Given task: Copy every line of the data that contains the string "type".

(Figure collection entries)
— begin —

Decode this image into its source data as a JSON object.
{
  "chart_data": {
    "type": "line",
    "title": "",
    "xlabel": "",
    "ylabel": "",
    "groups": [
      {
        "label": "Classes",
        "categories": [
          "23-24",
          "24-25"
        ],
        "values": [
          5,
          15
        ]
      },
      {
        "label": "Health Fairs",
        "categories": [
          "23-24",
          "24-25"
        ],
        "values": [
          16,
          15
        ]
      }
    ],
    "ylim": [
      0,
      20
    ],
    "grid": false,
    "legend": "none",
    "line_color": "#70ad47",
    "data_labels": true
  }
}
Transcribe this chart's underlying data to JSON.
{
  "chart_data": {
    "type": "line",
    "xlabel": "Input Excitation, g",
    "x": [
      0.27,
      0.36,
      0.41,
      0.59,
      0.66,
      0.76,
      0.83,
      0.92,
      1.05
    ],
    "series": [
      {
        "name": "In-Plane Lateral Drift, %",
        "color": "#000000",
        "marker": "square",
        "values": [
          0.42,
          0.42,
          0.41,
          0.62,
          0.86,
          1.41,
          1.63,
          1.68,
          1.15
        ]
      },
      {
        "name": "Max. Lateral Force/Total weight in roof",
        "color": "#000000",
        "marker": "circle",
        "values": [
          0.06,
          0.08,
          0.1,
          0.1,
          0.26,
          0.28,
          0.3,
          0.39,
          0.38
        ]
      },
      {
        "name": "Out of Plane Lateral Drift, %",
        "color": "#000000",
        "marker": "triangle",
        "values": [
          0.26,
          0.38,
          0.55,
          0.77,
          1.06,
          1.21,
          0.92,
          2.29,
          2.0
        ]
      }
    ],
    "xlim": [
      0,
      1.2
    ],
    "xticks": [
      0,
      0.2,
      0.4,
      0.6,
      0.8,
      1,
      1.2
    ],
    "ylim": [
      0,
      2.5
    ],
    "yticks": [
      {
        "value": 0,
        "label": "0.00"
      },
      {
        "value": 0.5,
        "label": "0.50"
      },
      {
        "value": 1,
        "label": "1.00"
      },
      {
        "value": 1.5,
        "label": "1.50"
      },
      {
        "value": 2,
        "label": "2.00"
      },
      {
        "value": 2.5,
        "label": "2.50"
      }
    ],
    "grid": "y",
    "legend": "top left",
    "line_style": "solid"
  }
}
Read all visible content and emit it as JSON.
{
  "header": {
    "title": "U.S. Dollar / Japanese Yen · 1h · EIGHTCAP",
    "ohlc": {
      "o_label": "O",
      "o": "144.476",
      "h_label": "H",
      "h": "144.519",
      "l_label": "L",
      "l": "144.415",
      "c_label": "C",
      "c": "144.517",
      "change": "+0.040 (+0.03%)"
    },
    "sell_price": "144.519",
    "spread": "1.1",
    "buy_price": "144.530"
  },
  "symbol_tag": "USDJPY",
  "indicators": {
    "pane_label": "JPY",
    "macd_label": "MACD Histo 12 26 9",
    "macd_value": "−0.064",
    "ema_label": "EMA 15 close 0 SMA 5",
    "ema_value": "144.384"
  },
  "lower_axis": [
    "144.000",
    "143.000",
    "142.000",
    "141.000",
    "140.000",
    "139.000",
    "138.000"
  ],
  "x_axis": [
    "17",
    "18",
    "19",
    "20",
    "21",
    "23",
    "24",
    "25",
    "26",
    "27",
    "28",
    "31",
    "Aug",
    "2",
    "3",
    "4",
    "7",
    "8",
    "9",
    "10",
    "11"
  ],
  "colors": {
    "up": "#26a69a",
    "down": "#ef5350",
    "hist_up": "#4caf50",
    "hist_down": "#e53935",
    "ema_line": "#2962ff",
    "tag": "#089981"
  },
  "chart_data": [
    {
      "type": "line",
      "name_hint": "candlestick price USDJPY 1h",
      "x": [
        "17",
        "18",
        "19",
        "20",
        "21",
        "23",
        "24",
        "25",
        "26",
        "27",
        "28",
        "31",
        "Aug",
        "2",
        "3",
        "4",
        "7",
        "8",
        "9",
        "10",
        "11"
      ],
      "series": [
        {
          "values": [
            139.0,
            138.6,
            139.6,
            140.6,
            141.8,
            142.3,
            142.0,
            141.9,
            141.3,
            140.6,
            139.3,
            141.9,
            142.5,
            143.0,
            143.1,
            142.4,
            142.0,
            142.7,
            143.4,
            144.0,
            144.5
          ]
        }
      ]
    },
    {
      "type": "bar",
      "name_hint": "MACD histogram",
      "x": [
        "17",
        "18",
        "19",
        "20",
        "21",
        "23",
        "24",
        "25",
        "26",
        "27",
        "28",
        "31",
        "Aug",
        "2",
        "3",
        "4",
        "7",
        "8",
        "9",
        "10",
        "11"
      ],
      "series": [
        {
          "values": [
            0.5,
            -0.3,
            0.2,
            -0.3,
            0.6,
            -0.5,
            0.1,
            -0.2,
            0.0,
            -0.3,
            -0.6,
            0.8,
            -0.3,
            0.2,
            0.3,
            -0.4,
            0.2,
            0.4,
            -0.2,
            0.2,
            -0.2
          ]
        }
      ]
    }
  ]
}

— end —

Final result:
    "type": "line",
    "type": "line",
      "type": "line",
      "type": "bar",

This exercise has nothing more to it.